[Input data]
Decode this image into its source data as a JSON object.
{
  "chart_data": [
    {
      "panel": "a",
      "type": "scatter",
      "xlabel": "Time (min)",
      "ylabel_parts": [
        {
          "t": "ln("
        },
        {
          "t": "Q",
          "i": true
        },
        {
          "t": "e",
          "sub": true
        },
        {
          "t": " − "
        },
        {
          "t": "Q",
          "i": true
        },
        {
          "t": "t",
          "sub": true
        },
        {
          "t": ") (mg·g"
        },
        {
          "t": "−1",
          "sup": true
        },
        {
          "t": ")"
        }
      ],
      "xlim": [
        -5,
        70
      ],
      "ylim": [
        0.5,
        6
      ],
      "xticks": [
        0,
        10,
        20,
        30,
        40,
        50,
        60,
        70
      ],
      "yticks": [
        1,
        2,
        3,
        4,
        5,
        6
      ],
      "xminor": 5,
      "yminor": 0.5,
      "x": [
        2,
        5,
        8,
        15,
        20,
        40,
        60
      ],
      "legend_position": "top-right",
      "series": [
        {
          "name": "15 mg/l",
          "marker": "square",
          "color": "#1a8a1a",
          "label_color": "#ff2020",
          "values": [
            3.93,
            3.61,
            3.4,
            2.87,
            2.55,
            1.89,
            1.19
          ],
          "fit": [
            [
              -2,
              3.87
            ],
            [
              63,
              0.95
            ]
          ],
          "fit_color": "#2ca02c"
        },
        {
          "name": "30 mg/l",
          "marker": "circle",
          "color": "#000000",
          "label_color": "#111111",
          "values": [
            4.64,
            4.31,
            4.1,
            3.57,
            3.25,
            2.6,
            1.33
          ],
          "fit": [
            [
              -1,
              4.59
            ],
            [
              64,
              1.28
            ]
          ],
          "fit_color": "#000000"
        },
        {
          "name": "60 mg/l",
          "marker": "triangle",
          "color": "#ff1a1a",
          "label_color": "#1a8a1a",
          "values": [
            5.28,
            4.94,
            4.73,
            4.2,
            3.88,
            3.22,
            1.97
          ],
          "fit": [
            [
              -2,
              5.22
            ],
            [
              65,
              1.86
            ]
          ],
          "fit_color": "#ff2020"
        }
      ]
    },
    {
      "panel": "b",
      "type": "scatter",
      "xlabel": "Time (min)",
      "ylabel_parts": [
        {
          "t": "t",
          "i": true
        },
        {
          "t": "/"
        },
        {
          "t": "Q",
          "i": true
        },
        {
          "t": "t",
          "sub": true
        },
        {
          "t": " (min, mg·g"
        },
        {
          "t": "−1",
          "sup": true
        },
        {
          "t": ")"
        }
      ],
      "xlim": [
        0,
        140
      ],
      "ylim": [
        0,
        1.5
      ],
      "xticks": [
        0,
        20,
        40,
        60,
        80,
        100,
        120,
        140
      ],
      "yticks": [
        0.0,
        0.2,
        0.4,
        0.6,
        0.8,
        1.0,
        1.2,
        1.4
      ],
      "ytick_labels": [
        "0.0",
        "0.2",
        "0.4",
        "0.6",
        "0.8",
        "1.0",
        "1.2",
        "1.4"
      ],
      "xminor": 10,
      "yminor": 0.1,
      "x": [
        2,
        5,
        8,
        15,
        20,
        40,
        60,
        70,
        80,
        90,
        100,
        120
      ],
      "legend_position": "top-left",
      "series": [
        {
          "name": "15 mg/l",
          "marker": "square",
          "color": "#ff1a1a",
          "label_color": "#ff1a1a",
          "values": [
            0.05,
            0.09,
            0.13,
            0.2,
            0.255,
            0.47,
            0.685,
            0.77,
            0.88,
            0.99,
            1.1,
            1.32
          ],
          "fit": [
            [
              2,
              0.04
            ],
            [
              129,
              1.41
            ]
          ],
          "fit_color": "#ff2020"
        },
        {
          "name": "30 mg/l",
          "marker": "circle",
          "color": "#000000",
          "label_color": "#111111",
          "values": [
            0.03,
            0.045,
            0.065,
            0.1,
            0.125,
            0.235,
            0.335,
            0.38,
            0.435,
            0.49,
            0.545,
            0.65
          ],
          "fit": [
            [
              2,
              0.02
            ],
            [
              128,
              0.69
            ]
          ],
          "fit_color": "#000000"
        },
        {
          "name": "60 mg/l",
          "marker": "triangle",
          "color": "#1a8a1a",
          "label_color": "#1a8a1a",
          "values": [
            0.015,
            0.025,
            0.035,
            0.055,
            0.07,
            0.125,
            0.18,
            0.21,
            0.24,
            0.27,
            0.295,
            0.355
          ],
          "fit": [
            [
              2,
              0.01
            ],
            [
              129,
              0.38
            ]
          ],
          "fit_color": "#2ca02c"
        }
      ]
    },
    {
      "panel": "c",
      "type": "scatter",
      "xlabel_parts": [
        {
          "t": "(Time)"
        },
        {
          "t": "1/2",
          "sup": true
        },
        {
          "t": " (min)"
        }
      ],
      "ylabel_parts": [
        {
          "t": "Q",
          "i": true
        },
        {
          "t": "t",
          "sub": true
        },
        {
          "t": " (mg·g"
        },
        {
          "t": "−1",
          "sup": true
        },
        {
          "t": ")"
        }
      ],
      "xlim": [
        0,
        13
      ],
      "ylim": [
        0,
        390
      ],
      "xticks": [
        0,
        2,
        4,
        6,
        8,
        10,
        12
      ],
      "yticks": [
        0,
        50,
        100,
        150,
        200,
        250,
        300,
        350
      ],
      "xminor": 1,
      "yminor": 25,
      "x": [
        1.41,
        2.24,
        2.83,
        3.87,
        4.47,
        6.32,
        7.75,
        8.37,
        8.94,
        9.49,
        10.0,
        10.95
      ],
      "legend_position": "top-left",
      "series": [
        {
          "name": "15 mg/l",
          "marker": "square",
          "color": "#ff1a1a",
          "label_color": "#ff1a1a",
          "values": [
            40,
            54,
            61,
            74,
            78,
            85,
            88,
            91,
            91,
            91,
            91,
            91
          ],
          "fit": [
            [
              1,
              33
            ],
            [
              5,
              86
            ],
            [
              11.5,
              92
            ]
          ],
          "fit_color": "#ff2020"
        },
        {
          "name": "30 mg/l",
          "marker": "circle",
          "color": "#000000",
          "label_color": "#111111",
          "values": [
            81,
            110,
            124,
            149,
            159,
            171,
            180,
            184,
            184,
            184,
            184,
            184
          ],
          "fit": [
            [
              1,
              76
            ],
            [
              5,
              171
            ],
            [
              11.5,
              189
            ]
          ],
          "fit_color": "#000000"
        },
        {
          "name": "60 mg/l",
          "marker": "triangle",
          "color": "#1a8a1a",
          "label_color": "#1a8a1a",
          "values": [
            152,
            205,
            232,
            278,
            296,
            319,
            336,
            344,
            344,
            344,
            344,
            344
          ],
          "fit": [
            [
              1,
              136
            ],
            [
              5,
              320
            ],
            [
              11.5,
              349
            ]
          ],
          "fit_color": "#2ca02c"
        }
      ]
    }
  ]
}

[Given task] Produce an exact copy of every entry above.

[Task output]
Decode this image into its source data as a JSON object.
{
  "chart_data": [
    {
      "panel": "a",
      "type": "scatter",
      "xlabel": "Time (min)",
      "ylabel_parts": [
        {
          "t": "ln("
        },
        {
          "t": "Q",
          "i": true
        },
        {
          "t": "e",
          "sub": true
        },
        {
          "t": " − "
        },
        {
          "t": "Q",
          "i": true
        },
        {
          "t": "t",
          "sub": true
        },
        {
          "t": ") (mg·g"
        },
        {
          "t": "−1",
          "sup": true
        },
        {
          "t": ")"
        }
      ],
      "xlim": [
        -5,
        70
      ],
      "ylim": [
        0.5,
        6
      ],
      "xticks": [
        0,
        10,
        20,
        30,
        40,
        50,
        60,
        70
      ],
      "yticks": [
        1,
        2,
        3,
        4,
        5,
        6
      ],
      "xminor": 5,
      "yminor": 0.5,
      "x": [
        2,
        5,
        8,
        15,
        20,
        40,
        60
      ],
      "legend_position": "top-right",
      "series": [
        {
          "name": "15 mg/l",
          "marker": "square",
          "color": "#1a8a1a",
          "label_color": "#ff2020",
          "values": [
            3.93,
            3.61,
            3.4,
            2.87,
            2.55,
            1.89,
            1.19
          ],
          "fit": [
            [
              -2,
              3.87
            ],
            [
              63,
              0.95
            ]
          ],
          "fit_color": "#2ca02c"
        },
        {
          "name": "30 mg/l",
          "marker": "circle",
          "color": "#000000",
          "label_color": "#111111",
          "values": [
            4.64,
            4.31,
            4.1,
            3.57,
            3.25,
            2.6,
            1.33
          ],
          "fit": [
            [
              -1,
              4.59
            ],
            [
              64,
              1.28
            ]
          ],
          "fit_color": "#000000"
        },
        {
          "name": "60 mg/l",
          "marker": "triangle",
          "color": "#ff1a1a",
          "label_color": "#1a8a1a",
          "values": [
            5.28,
            4.94,
            4.73,
            4.2,
            3.88,
            3.22,
            1.97
          ],
          "fit": [
            [
              -2,
              5.22
            ],
            [
              65,
              1.86
            ]
          ],
          "fit_color": "#ff2020"
        }
      ]
    },
    {
      "panel": "b",
      "type": "scatter",
      "xlabel": "Time (min)",
      "ylabel_parts": [
        {
          "t": "t",
          "i": true
        },
        {
          "t": "/"
        },
        {
          "t": "Q",
          "i": true
        },
        {
          "t": "t",
          "sub": true
        },
        {
          "t": " (min, mg·g"
        },
        {
          "t": "−1",
          "sup": true
        },
        {
          "t": ")"
        }
      ],
      "xlim": [
        0,
        140
      ],
      "ylim": [
        0,
        1.5
      ],
      "xticks": [
        0,
        20,
        40,
        60,
        80,
        100,
        120,
        140
      ],
      "yticks": [
        0.0,
        0.2,
        0.4,
        0.6,
        0.8,
        1.0,
        1.2,
        1.4
      ],
      "ytick_labels": [
        "0.0",
        "0.2",
        "0.4",
        "0.6",
        "0.8",
        "1.0",
        "1.2",
        "1.4"
      ],
      "xminor": 10,
      "yminor": 0.1,
      "x": [
        2,
        5,
        8,
        15,
        20,
        40,
        60,
        70,
        80,
        90,
        100,
        120
      ],
      "legend_position": "top-left",
      "series": [
        {
          "name": "15 mg/l",
          "marker": "square",
          "color": "#ff1a1a",
          "label_color": "#ff1a1a",
          "values": [
            0.05,
            0.09,
            0.13,
            0.2,
            0.255,
            0.47,
            0.685,
            0.77,
            0.88,
            0.99,
            1.1,
            1.32
          ],
          "fit": [
            [
              2,
              0.04
            ],
            [
              129,
              1.41
            ]
          ],
          "fit_color": "#ff2020"
        },
        {
          "name": "30 mg/l",
          "marker": "circle",
          "color": "#000000",
          "label_color": "#111111",
          "values": [
            0.03,
            0.045,
            0.065,
            0.1,
            0.125,
            0.235,
            0.335,
            0.38,
            0.435,
            0.49,
            0.545,
            0.65
          ],
          "fit": [
            [
              2,
              0.02
            ],
            [
              128,
              0.69
            ]
          ],
          "fit_color": "#000000"
        },
        {
          "name": "60 mg/l",
          "marker": "triangle",
          "color": "#1a8a1a",
          "label_color": "#1a8a1a",
          "values": [
            0.015,
            0.025,
            0.035,
            0.055,
            0.07,
            0.125,
            0.18,
            0.21,
            0.24,
            0.27,
            0.295,
            0.355
          ],
          "fit": [
            [
              2,
              0.01
            ],
            [
              129,
              0.38
            ]
          ],
          "fit_color": "#2ca02c"
        }
      ]
    },
    {
      "panel": "c",
      "type": "scatter",
      "xlabel_parts": [
        {
          "t": "(Time)"
        },
        {
          "t": "1/2",
          "sup": true
        },
        {
          "t": " (min)"
        }
      ],
      "ylabel_parts": [
        {
          "t": "Q",
          "i": true
        },
        {
          "t": "t",
          "sub": true
        },
        {
          "t": " (mg·g"
        },
        {
          "t": "−1",
          "sup": true
        },
        {
          "t": ")"
        }
      ],
      "xlim": [
        0,
        13
      ],
      "ylim": [
        0,
        390
      ],
      "xticks": [
        0,
        2,
        4,
        6,
        8,
        10,
        12
      ],
      "yticks": [
        0,
        50,
        100,
        150,
        200,
        250,
        300,
        350
      ],
      "xminor": 1,
      "yminor": 25,
      "x": [
        1.41,
        2.24,
        2.83,
        3.87,
        4.47,
        6.32,
        7.75,
        8.37,
        8.94,
        9.49,
        10.0,
        10.95
      ],
      "legend_position": "top-left",
      "series": [
        {
          "name": "15 mg/l",
          "marker": "square",
          "color": "#ff1a1a",
          "label_color": "#ff1a1a",
          "values": [
            40,
            54,
            61,
            74,
            78,
            85,
            88,
            91,
            91,
            91,
            91,
            91
          ],
          "fit": [
            [
              1,
              33
            ],
            [
              5,
              86
            ],
            [
              11.5,
              92
            ]
          ],
          "fit_color": "#ff2020"
        },
        {
          "name": "30 mg/l",
          "marker": "circle",
          "color": "#000000",
          "label_color": "#111111",
          "values": [
            81,
            110,
            124,
            149,
            159,
            171,
            180,
            184,
            184,
            184,
            184,
            184
          ],
          "fit": [
            [
              1,
              76
            ],
            [
              5,
              171
            ],
            [
              11.5,
              189
            ]
          ],
          "fit_color": "#000000"
        },
        {
          "name": "60 mg/l",
          "marker": "triangle",
          "color": "#1a8a1a",
          "label_color": "#1a8a1a",
          "values": [
            152,
            205,
            232,
            278,
            296,
            319,
            336,
            344,
            344,
            344,
            344,
            344
          ],
          "fit": [
            [
              1,
              136
            ],
            [
              5,
              320
            ],
            [
              11.5,
              349
            ]
          ],
          "fit_color": "#2ca02c"
        }
      ]
    }
  ]
}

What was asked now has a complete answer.